◆ Exercise description
Would you return the complete listing below word for word?

◆ Records from a data source
▬▬▬▬▬▬▬▬▬▬

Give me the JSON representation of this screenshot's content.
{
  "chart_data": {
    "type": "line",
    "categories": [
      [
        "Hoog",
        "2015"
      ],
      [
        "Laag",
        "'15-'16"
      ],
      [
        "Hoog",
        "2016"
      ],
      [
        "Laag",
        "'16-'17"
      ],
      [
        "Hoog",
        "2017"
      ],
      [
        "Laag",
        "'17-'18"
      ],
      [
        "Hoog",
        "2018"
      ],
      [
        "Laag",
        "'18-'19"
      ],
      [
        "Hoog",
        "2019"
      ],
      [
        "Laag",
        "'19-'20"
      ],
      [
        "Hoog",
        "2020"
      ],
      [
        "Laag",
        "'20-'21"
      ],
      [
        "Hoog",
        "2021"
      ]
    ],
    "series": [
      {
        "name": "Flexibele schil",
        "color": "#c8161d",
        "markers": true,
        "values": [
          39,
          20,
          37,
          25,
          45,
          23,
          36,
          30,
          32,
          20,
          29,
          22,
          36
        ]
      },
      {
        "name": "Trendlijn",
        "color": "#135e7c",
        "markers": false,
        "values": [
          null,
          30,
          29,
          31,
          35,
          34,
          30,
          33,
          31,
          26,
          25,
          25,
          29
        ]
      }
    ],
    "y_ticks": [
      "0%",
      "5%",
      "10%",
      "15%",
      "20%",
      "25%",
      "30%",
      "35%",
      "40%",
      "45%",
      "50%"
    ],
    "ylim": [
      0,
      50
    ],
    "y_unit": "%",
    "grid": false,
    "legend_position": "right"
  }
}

▬▬▬▬▬▬▬▬▬▬

◆ Output for this task
Give me the JSON representation of this screenshot's content.
{
  "chart_data": {
    "type": "line",
    "categories": [
      [
        "Hoog",
        "2015"
      ],
      [
        "Laag",
        "'15-'16"
      ],
      [
        "Hoog",
        "2016"
      ],
      [
        "Laag",
        "'16-'17"
      ],
      [
        "Hoog",
        "2017"
      ],
      [
        "Laag",
        "'17-'18"
      ],
      [
        "Hoog",
        "2018"
      ],
      [
        "Laag",
        "'18-'19"
      ],
      [
        "Hoog",
        "2019"
      ],
      [
        "Laag",
        "'19-'20"
      ],
      [
        "Hoog",
        "2020"
      ],
      [
        "Laag",
        "'20-'21"
      ],
      [
        "Hoog",
        "2021"
      ]
    ],
    "series": [
      {
        "name": "Flexibele schil",
        "color": "#c8161d",
        "markers": true,
        "values": [
          39,
          20,
          37,
          25,
          45,
          23,
          36,
          30,
          32,
          20,
          29,
          22,
          36
        ]
      },
      {
        "name": "Trendlijn",
        "color": "#135e7c",
        "markers": false,
        "values": [
          null,
          30,
          29,
          31,
          35,
          34,
          30,
          33,
          31,
          26,
          25,
          25,
          29
        ]
      }
    ],
    "y_ticks": [
      "0%",
      "5%",
      "10%",
      "15%",
      "20%",
      "25%",
      "30%",
      "35%",
      "40%",
      "45%",
      "50%"
    ],
    "ylim": [
      0,
      50
    ],
    "y_unit": "%",
    "grid": false,
    "legend_position": "right"
  }
}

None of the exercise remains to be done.